WRITTEN PROBLEM:
Give the lines again, from the one holding "copy-button[interactable] (1139, 363, 1165, 389)" through the one holding "required-mark: * (132, 1242, 142, 1269)", inclusive, swapping "agent-name-input" for "name-field" and leaving everything else unchanged.

DATASET RECORDS:
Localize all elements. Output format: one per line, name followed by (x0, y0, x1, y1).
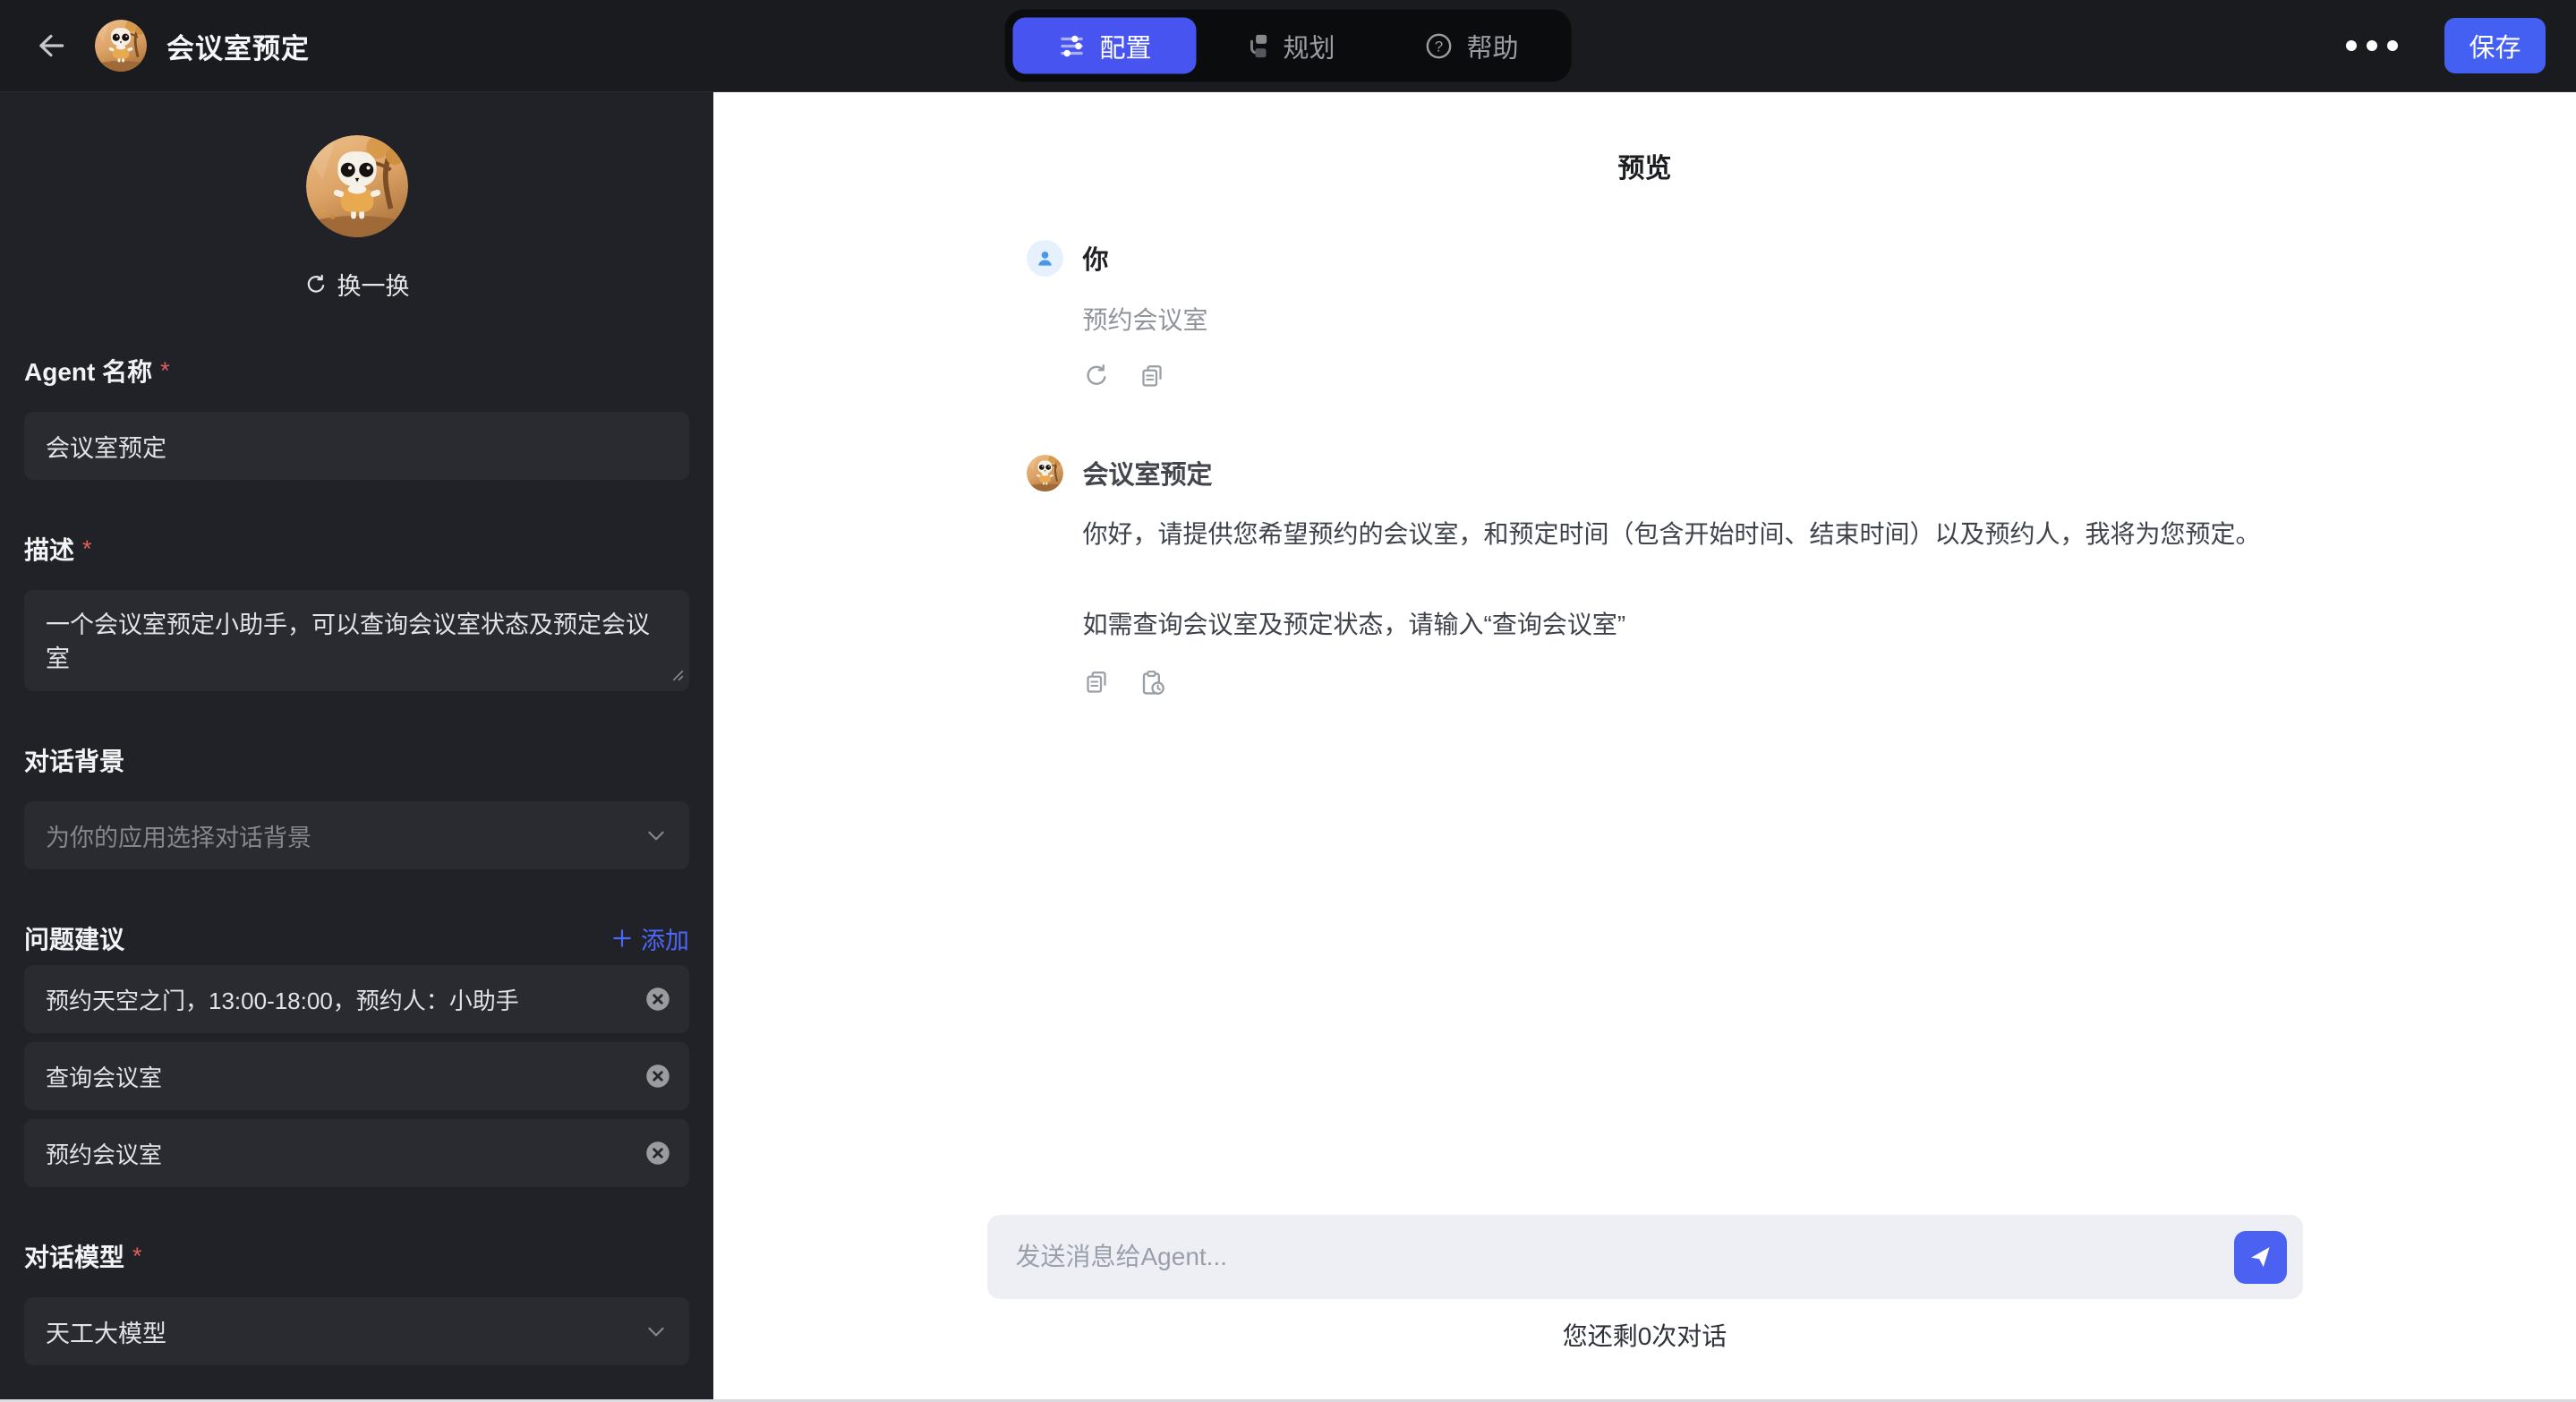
copy-button[interactable] (1139, 363, 1165, 389)
tab-config[interactable]: 配置 (1012, 17, 1197, 74)
suggestion-text: 预约天空之门，13:00-18:00，预约人：小助手 (46, 987, 519, 1014)
description-label: 描述 * (24, 534, 92, 565)
copy-button[interactable] (1083, 669, 1110, 697)
model-select-value: 天工大模型 (46, 1320, 166, 1347)
agent-name-input[interactable] (24, 412, 689, 480)
close-circle-icon (643, 1138, 673, 1168)
required-mark: * (132, 1242, 142, 1269)
suggestion-text: 预约会议室 (46, 1141, 163, 1168)
preview-title: 预览 (1617, 154, 1672, 184)
suggestion-item[interactable]: 查询会议室 (24, 1042, 689, 1110)
background-select-placeholder: 为你的应用选择对话背景 (46, 824, 311, 851)
agent-name: 会议室预定 (1082, 461, 1213, 490)
close-circle-icon (643, 1061, 673, 1091)
tab-help-label: 帮助 (1466, 34, 1519, 63)
user-name: 你 (1082, 246, 1109, 275)
sliders-icon (1057, 31, 1086, 60)
agent-paragraph: 如需查询会议室及预定状态，请输入“查询会议室” (1082, 611, 1626, 638)
send-button[interactable] (2233, 1230, 2287, 1284)
tab-plan-label: 规划 (1283, 34, 1335, 63)
svg-text:?: ? (1435, 38, 1443, 55)
agent-message: 会议室预定 你好，请提供您希望预约的会议室，和预定时间（包含开始时间、结束时间）… (1027, 454, 2303, 697)
suggestion-item[interactable]: 预约会议室 (24, 1119, 689, 1187)
refresh-icon (304, 273, 328, 296)
page-title: 会议室预定 (166, 32, 310, 64)
send-icon (2247, 1244, 2273, 1270)
topbar-actions: 保存 (2341, 18, 2546, 73)
chat-input[interactable] (1015, 1243, 2234, 1271)
tab-help[interactable]: ? 帮助 (1380, 18, 1564, 74)
suggestions-label: 问题建议 添加 (24, 920, 689, 956)
tab-plan[interactable]: 规划 (1197, 18, 1380, 74)
workflow-icon (1241, 31, 1269, 60)
help-icon: ? (1424, 31, 1453, 60)
chevron-down-icon (643, 822, 670, 849)
top-bar: 会议室预定 配置 规划 ? 帮助 保存 (0, 0, 2576, 92)
user-message: 你 预约会议室 (1026, 239, 2303, 389)
agent-paragraph: 你好，请提供您希望预约的会议室，和预定时间（包含开始时间、结束时间）以及预约人，… (1082, 520, 2261, 548)
config-sidebar: 换一换 Agent 名称 * 描述 * 一个会议室预定小助手，可以查询会议室状态… (0, 92, 713, 1401)
remove-suggestion-button[interactable] (643, 1138, 673, 1168)
suggestion-item[interactable]: 预约天空之门，13:00-18:00，预约人：小助手 (24, 965, 689, 1033)
model-select[interactable]: 天工大模型 (24, 1297, 689, 1365)
ellipsis-icon (2346, 40, 2357, 51)
required-mark: * (160, 356, 170, 384)
message-list: 你 预约会议室 会议室预定 你好，请提供您希望预约的会议室，和预定时间（包含开始… (987, 239, 2303, 697)
change-avatar-label: 换一换 (337, 273, 410, 300)
copy-icon (1083, 669, 1110, 697)
center-tab-group: 配置 规划 ? 帮助 (1004, 9, 1572, 82)
clipboard-clock-icon (1139, 669, 1167, 697)
suggestion-text: 查询会议室 (46, 1064, 163, 1091)
copy-icon (1139, 363, 1165, 389)
tab-config-label: 配置 (1099, 34, 1152, 63)
agent-avatar (1027, 455, 1063, 492)
chevron-down-icon (643, 1318, 670, 1345)
regenerate-button[interactable] (1083, 363, 1110, 389)
remaining-chats-text: 您还剩0次对话 (1562, 1322, 1727, 1350)
plus-icon (610, 927, 634, 950)
model-label: 对话模型 * (24, 1242, 142, 1272)
background-label: 对话背景 (24, 748, 125, 775)
agent-avatar (95, 20, 147, 72)
agent-name-label: Agent 名称 * (24, 356, 170, 387)
agent-avatar-large (306, 135, 408, 237)
required-mark: * (82, 534, 92, 562)
remove-suggestion-button[interactable] (643, 1061, 673, 1091)
add-suggestion-button[interactable]: 添加 (610, 921, 689, 956)
user-message-text: 预约会议室 (1082, 306, 1208, 334)
remove-suggestion-button[interactable] (643, 984, 673, 1014)
background-select[interactable]: 为你的应用选择对话背景 (24, 801, 689, 869)
refresh-icon (1083, 363, 1110, 389)
chat-input-bar (986, 1215, 2303, 1299)
history-button[interactable] (1139, 669, 1167, 697)
save-button[interactable]: 保存 (2444, 18, 2546, 73)
resize-handle-icon[interactable] (671, 669, 684, 686)
back-button[interactable] (34, 28, 70, 64)
close-circle-icon (643, 984, 673, 1014)
arrow-left-icon (36, 30, 68, 62)
user-avatar (1026, 239, 1063, 277)
more-options-button[interactable] (2341, 35, 2403, 56)
change-avatar-button[interactable]: 换一换 (24, 267, 689, 302)
person-icon (1035, 248, 1055, 269)
agent-message-text: 你好，请提供您希望预约的会议室，和预定时间（包含开始时间、结束时间）以及预约人，… (1083, 516, 2303, 643)
preview-panel: 预览 你 预约会议室 会议室预定 你好，请提供您希望预约的会议室，和预定时间（包… (713, 92, 2576, 1401)
description-textarea[interactable]: 一个会议室预定小助手，可以查询会议室状态及预定会议室 (24, 590, 689, 691)
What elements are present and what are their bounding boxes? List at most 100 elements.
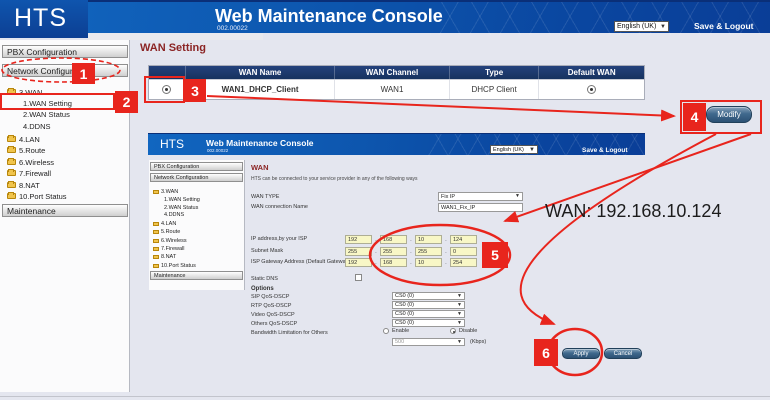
inset-item-firewall[interactable]: 7.Firewall [149, 245, 244, 252]
sidebar-section-pbx[interactable]: PBX Configuration [2, 45, 128, 58]
modify-button[interactable]: Modify [706, 106, 752, 123]
page-title: WAN Setting [140, 42, 206, 54]
folder-icon [153, 190, 159, 194]
sidebar-item-ddns[interactable]: 4.DDNS [0, 121, 128, 131]
sidebar-item-wan-setting[interactable]: 1.WAN Setting [0, 98, 128, 108]
app-header: Web Maintenance Console 002.00022 Englis… [0, 0, 770, 33]
inset-item-ddns[interactable]: 4.DDNS [149, 211, 244, 218]
static-dns-checkbox[interactable] [355, 274, 362, 281]
inset-item-wan-status[interactable]: 2.WAN Status [149, 204, 244, 211]
inset-section-network[interactable]: Network Configuration [150, 173, 243, 182]
inset-item-nat[interactable]: 8.NAT [149, 253, 244, 260]
sidebar-item-firewall[interactable]: 7.Firewall [0, 168, 128, 178]
sidebar-item-nat[interactable]: 8.NAT [0, 180, 128, 190]
rtp-qos-select[interactable]: CS0 (0) ▼ [392, 301, 465, 309]
enable-radio[interactable] [383, 328, 389, 334]
step-marker-6: 6 [534, 339, 558, 366]
mask-label: Subnet Mask [251, 248, 283, 254]
inset-save-logout-link[interactable]: Save & Logout [582, 147, 628, 154]
inset-item-lan[interactable]: 4.LAN [149, 220, 244, 227]
folder-icon [7, 159, 16, 165]
bandwidth-value-select[interactable]: 500 ▼ [392, 338, 465, 346]
wan-name-input[interactable]: WAN1_Fix_IP [438, 203, 523, 212]
inset-language-select[interactable]: English (UK) ▼ [490, 145, 538, 154]
options-title: Options [251, 286, 274, 292]
ip-label: IP address,by your ISP [251, 236, 307, 242]
cancel-button[interactable]: Cancel [604, 348, 642, 359]
sidebar-item-wan-status[interactable]: 2.WAN Status [0, 109, 128, 119]
sidebar-item-lan[interactable]: 4.LAN [0, 134, 128, 144]
gateway-octet-input[interactable]: 168 [380, 258, 407, 267]
step-marker-3: 3 [184, 79, 206, 102]
wan-table: WAN Name WAN Channel Type Default WAN WA… [148, 65, 645, 100]
wan-type-label: WAN TYPE [251, 194, 279, 200]
inset-item-port-status[interactable]: 10.Port Status [149, 262, 244, 269]
folder-icon [153, 247, 159, 251]
chevron-down-icon: ▼ [457, 303, 462, 308]
app-title: Web Maintenance Console [215, 6, 443, 27]
folder-icon [153, 239, 159, 243]
default-wan-radio[interactable] [587, 85, 596, 94]
rtp-qos-label: RTP QoS-DSCP [251, 303, 291, 309]
table-header-row: WAN Name WAN Channel Type Default WAN [149, 66, 644, 79]
sidebar-item-route[interactable]: 5.Route [0, 145, 128, 155]
inset-section-maintenance[interactable]: Maintenance [150, 271, 243, 280]
inset-item-wan[interactable]: 3.WAN [149, 188, 244, 195]
inset-item-route[interactable]: 5.Route [149, 228, 244, 235]
bandwidth-enable-option[interactable]: Enable [383, 328, 409, 334]
video-qos-label: Video QoS-DSCP [251, 312, 295, 318]
mask-octet-input[interactable]: 255 [345, 247, 372, 256]
gateway-octet-input[interactable]: 10 [415, 258, 442, 267]
gateway-octet-input[interactable]: 254 [450, 258, 477, 267]
language-select[interactable]: English (UK) ▼ [614, 21, 669, 32]
mask-octet-input[interactable]: 255 [415, 247, 442, 256]
apply-button[interactable]: Apply [562, 348, 600, 359]
chevron-down-icon: ▼ [660, 24, 666, 30]
inset-app-version: 002.00022 [207, 148, 228, 153]
row-select-radio[interactable] [162, 85, 171, 94]
folder-icon [7, 136, 16, 142]
save-logout-link[interactable]: Save & Logout [694, 21, 754, 31]
inset-item-wan-setting[interactable]: 1.WAN Setting [149, 196, 244, 203]
sidebar-item-wireless[interactable]: 6.Wireless [0, 157, 128, 167]
chevron-down-icon: ▼ [457, 340, 462, 345]
mask-octet-input[interactable]: 255 [380, 247, 407, 256]
mask-octet-input[interactable]: 0 [450, 247, 477, 256]
ip-octet-input[interactable]: 10 [415, 235, 442, 244]
ip-octet-input[interactable]: 192 [345, 235, 372, 244]
inset-brand-logo: HTS [160, 137, 184, 151]
inset-description: HTS can be connected to your service pro… [251, 176, 417, 182]
app-version: 002.00022 [217, 25, 248, 32]
static-dns-label: Static DNS [251, 276, 278, 282]
bandwidth-disable-option[interactable]: Disable [450, 328, 477, 334]
table-row: WAN1_DHCP_Client WAN1 DHCP Client [149, 79, 644, 99]
wan-type-select[interactable]: Fix IP ▼ [438, 192, 523, 201]
ip-octet-input[interactable]: 124 [450, 235, 477, 244]
gateway-octet-input[interactable]: 192 [345, 258, 372, 267]
page-bottom-border [0, 396, 770, 397]
folder-icon [7, 182, 16, 188]
col-default-wan: Default WAN [539, 66, 644, 79]
folder-icon [7, 170, 16, 176]
chevron-down-icon: ▼ [529, 147, 535, 153]
ip-octet-input[interactable]: 168 [380, 235, 407, 244]
ip-address-row: 192.168.10.124 [345, 235, 477, 244]
video-qos-select[interactable]: CS0 (0) ▼ [392, 310, 465, 318]
inset-item-wireless[interactable]: 6.Wireless [149, 237, 244, 244]
disable-radio[interactable] [450, 328, 456, 334]
sip-qos-select[interactable]: CS0 (0) ▼ [392, 292, 465, 300]
inset-section-pbx[interactable]: PBX Configuration [150, 162, 243, 171]
folder-icon [7, 89, 16, 95]
chevron-down-icon: ▼ [457, 312, 462, 317]
sidebar-item-wan[interactable]: 3.WAN [0, 87, 128, 97]
folder-icon [7, 147, 16, 153]
inset-sidebar: PBX Configuration Network Configuration … [149, 160, 245, 290]
sidebar-section-network[interactable]: Network Configuration [2, 64, 128, 77]
others-qos-select[interactable]: CS0 (0) ▼ [392, 319, 465, 327]
chevron-down-icon: ▼ [457, 321, 462, 326]
inset-page-title: WAN [251, 163, 269, 172]
sidebar-section-maintenance[interactable]: Maintenance [2, 204, 128, 217]
sidebar-item-port-status[interactable]: 10.Port Status [0, 191, 128, 201]
logo-tab: HTS [0, 0, 88, 38]
sidebar: PBX Configuration Network Configuration … [0, 40, 130, 392]
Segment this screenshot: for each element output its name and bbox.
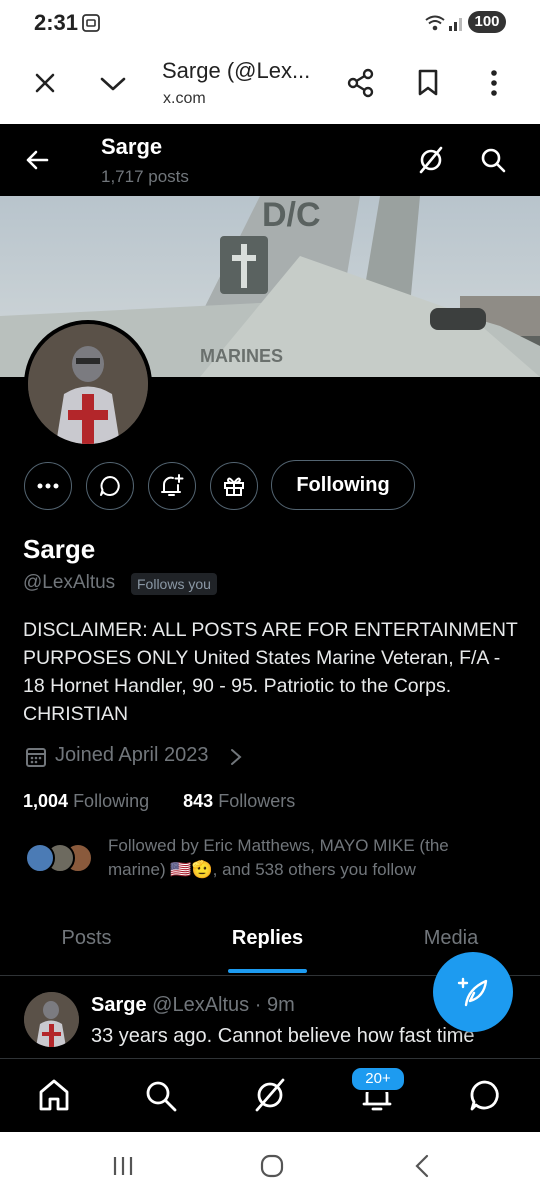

ANSWER:
copy-button[interactable] (1139, 363, 1165, 389)
tab-config[interactable]: 配置 (1012, 17, 1197, 74)
suggestion-text: 预约天空之门，13:00-18:00，预约人：小助手 (46, 987, 519, 1014)
description-label: 描述 * (24, 534, 92, 565)
copy-button[interactable] (1083, 669, 1110, 697)
model-select-value: 天工大模型 (46, 1320, 166, 1347)
name-field[interactable] (24, 412, 689, 480)
close-circle-icon (643, 1138, 673, 1168)
required-mark: * (132, 1242, 142, 1269)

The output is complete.